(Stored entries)
★ ★ ★ ★

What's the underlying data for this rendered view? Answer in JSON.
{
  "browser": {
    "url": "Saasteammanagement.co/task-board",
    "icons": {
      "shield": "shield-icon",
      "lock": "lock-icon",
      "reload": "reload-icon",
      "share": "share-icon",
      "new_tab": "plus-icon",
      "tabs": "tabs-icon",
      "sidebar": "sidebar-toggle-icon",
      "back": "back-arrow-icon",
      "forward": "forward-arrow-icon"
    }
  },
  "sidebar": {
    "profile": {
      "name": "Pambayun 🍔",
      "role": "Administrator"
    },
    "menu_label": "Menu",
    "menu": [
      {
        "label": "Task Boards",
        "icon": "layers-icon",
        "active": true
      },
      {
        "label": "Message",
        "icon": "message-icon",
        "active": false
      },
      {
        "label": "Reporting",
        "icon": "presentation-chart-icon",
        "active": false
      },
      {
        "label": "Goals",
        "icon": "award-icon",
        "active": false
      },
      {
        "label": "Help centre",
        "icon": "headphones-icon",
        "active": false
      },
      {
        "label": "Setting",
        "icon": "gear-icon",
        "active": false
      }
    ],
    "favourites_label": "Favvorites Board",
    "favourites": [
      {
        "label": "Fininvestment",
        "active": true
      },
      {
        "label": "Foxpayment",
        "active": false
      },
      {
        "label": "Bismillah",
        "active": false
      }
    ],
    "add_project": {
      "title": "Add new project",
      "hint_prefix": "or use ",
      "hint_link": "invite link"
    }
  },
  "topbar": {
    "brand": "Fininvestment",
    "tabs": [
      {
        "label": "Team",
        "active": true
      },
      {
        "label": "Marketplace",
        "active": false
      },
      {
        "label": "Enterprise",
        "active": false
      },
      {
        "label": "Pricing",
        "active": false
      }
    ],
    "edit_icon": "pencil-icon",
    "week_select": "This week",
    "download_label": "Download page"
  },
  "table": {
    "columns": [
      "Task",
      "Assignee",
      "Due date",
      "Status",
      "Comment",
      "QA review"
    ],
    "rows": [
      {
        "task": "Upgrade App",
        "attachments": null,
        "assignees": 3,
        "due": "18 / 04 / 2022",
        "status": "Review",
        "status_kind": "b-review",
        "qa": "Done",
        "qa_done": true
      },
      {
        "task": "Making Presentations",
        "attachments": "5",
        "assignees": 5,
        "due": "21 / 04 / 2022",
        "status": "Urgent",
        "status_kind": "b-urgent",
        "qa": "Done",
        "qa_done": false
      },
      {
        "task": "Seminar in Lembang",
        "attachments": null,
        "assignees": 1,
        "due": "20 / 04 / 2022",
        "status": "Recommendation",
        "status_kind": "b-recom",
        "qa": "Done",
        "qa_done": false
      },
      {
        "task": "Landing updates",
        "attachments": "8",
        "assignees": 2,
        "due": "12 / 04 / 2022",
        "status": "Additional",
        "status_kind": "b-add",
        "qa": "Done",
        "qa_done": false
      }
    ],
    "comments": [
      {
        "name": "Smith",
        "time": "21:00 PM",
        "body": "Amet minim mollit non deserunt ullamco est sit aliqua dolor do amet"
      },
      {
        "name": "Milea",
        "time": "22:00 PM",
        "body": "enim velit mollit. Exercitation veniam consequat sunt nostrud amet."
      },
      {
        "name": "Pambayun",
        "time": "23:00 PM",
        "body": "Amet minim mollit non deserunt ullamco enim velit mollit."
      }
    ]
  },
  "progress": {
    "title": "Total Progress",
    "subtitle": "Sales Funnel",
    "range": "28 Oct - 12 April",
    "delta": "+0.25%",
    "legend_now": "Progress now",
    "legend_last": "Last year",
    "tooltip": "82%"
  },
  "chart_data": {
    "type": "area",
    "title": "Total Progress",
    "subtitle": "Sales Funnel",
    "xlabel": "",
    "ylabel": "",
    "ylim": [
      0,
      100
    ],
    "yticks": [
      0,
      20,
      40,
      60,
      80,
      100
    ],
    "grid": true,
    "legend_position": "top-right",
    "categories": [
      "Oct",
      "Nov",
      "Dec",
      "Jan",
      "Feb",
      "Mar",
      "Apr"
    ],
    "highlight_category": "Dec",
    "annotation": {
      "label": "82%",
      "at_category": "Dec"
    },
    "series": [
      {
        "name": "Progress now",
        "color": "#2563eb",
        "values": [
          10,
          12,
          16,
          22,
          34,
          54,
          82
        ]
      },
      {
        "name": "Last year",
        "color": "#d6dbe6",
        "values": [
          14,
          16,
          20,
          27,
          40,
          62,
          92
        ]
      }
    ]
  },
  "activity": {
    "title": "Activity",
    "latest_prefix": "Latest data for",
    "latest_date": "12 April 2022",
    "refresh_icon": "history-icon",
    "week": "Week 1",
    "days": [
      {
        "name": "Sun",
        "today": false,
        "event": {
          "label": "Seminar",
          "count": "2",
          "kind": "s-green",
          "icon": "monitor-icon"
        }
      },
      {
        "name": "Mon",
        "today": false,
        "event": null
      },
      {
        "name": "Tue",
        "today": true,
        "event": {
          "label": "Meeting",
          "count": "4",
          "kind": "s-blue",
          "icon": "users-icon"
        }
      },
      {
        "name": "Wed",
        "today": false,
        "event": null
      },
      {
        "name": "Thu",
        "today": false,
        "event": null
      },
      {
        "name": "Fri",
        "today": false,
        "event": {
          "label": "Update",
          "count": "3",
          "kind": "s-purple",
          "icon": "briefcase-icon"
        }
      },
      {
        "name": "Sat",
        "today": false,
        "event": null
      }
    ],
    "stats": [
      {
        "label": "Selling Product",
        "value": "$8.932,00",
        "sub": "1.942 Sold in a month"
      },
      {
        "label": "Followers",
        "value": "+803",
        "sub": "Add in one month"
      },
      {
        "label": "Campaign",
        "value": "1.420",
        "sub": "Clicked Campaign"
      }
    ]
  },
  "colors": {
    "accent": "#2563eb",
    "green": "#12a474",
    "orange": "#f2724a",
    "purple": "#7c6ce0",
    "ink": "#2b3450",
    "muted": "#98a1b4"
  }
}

★ ★ ★ ★

- _YOUR OBJECTIVE_: Return all of the entries exactly as written.

- _WRITTEN RESPONSE_:
What's the underlying data for this rendered view? Answer in JSON.
{
  "browser": {
    "url": "Saasteammanagement.co/task-board",
    "icons": {
      "shield": "shield-icon",
      "lock": "lock-icon",
      "reload": "reload-icon",
      "share": "share-icon",
      "new_tab": "plus-icon",
      "tabs": "tabs-icon",
      "sidebar": "sidebar-toggle-icon",
      "back": "back-arrow-icon",
      "forward": "forward-arrow-icon"
    }
  },
  "sidebar": {
    "profile": {
      "name": "Pambayun 🍔",
      "role": "Administrator"
    },
    "menu_label": "Menu",
    "menu": [
      {
        "label": "Task Boards",
        "icon": "layers-icon",
        "active": true
      },
      {
        "label": "Message",
        "icon": "message-icon",
        "active": false
      },
      {
        "label": "Reporting",
        "icon": "presentation-chart-icon",
        "active": false
      },
      {
        "label": "Goals",
        "icon": "award-icon",
        "active": false
      },
      {
        "label": "Help centre",
        "icon": "headphones-icon",
        "active": false
      },
      {
        "label": "Setting",
        "icon": "gear-icon",
        "active": false
      }
    ],
    "favourites_label": "Favvorites Board",
    "favourites": [
      {
        "label": "Fininvestment",
        "active": true
      },
      {
        "label": "Foxpayment",
        "active": false
      },
      {
        "label": "Bismillah",
        "active": false
      }
    ],
    "add_project": {
      "title": "Add new project",
      "hint_prefix": "or use ",
      "hint_link": "invite link"
    }
  },
  "topbar": {
    "brand": "Fininvestment",
    "tabs": [
      {
        "label": "Team",
        "active": true
      },
      {
        "label": "Marketplace",
        "active": false
      },
      {
        "label": "Enterprise",
        "active": false
      },
      {
        "label": "Pricing",
        "active": false
      }
    ],
    "edit_icon": "pencil-icon",
    "week_select": "This week",
    "download_label": "Download page"
  },
  "table": {
    "columns": [
      "Task",
      "Assignee",
      "Due date",
      "Status",
      "Comment",
      "QA review"
    ],
    "rows": [
      {
        "task": "Upgrade App",
        "attachments": null,
        "assignees": 3,
        "due": "18 / 04 / 2022",
        "status": "Review",
        "status_kind": "b-review",
        "qa": "Done",
        "qa_done": true
      },
      {
        "task": "Making Presentations",
        "attachments": "5",
        "assignees": 5,
        "due": "21 / 04 / 2022",
        "status": "Urgent",
        "status_kind": "b-urgent",
        "qa": "Done",
        "qa_done": false
      },
      {
        "task": "Seminar in Lembang",
        "attachments": null,
        "assignees": 1,
        "due": "20 / 04 / 2022",
        "status": "Recommendation",
        "status_kind": "b-recom",
        "qa": "Done",
        "qa_done": false
      },
      {
        "task": "Landing updates",
        "attachments": "8",
        "assignees": 2,
        "due": "12 / 04 / 2022",
        "status": "Additional",
        "status_kind": "b-add",
        "qa": "Done",
        "qa_done": false
      }
    ],
    "comments": [
      {
        "name": "Smith",
        "time": "21:00 PM",
        "body": "Amet minim mollit non deserunt ullamco est sit aliqua dolor do amet"
      },
      {
        "name": "Milea",
        "time": "22:00 PM",
        "body": "enim velit mollit. Exercitation veniam consequat sunt nostrud amet."
      },
      {
        "name": "Pambayun",
        "time": "23:00 PM",
        "body": "Amet minim mollit non deserunt ullamco enim velit mollit."
      }
    ]
  },
  "progress": {
    "title": "Total Progress",
    "subtitle": "Sales Funnel",
    "range": "28 Oct - 12 April",
    "delta": "+0.25%",
    "legend_now": "Progress now",
    "legend_last": "Last year",
    "tooltip": "82%"
  },
  "chart_data": {
    "type": "area",
    "title": "Total Progress",
    "subtitle": "Sales Funnel",
    "xlabel": "",
    "ylabel": "",
    "ylim": [
      0,
      100
    ],
    "yticks": [
      0,
      20,
      40,
      60,
      80,
      100
    ],
    "grid": true,
    "legend_position": "top-right",
    "categories": [
      "Oct",
      "Nov",
      "Dec",
      "Jan",
      "Feb",
      "Mar",
      "Apr"
    ],
    "highlight_category": "Dec",
    "annotation": {
      "label": "82%",
      "at_category": "Dec"
    },
    "series": [
      {
        "name": "Progress now",
        "color": "#2563eb",
        "values": [
          10,
          12,
          16,
          22,
          34,
          54,
          82
        ]
      },
      {
        "name": "Last year",
        "color": "#d6dbe6",
        "values": [
          14,
          16,
          20,
          27,
          40,
          62,
          92
        ]
      }
    ]
  },
  "activity": {
    "title": "Activity",
    "latest_prefix": "Latest data for",
    "latest_date": "12 April 2022",
    "refresh_icon": "history-icon",
    "week": "Week 1",
    "days": [
      {
        "name": "Sun",
        "today": false,
        "event": {
          "label": "Seminar",
          "count": "2",
          "kind": "s-green",
          "icon": "monitor-icon"
        }
      },
      {
        "name": "Mon",
        "today": false,
        "event": null
      },
      {
        "name": "Tue",
        "today": true,
        "event": {
          "label": "Meeting",
          "count": "4",
          "kind": "s-blue",
          "icon": "users-icon"
        }
      },
      {
        "name": "Wed",
        "today": false,
        "event": null
      },
      {
        "name": "Thu",
        "today": false,
        "event": null
      },
      {
        "name": "Fri",
        "today": false,
        "event": {
          "label": "Update",
          "count": "3",
          "kind": "s-purple",
          "icon": "briefcase-icon"
        }
      },
      {
        "name": "Sat",
        "today": false,
        "event": null
      }
    ],
    "stats": [
      {
        "label": "Selling Product",
        "value": "$8.932,00",
        "sub": "1.942 Sold in a month"
      },
      {
        "label": "Followers",
        "value": "+803",
        "sub": "Add in one month"
      },
      {
        "label": "Campaign",
        "value": "1.420",
        "sub": "Clicked Campaign"
      }
    ]
  },
  "colors": {
    "accent": "#2563eb",
    "green": "#12a474",
    "orange": "#f2724a",
    "purple": "#7c6ce0",
    "ink": "#2b3450",
    "muted": "#98a1b4"
  }
}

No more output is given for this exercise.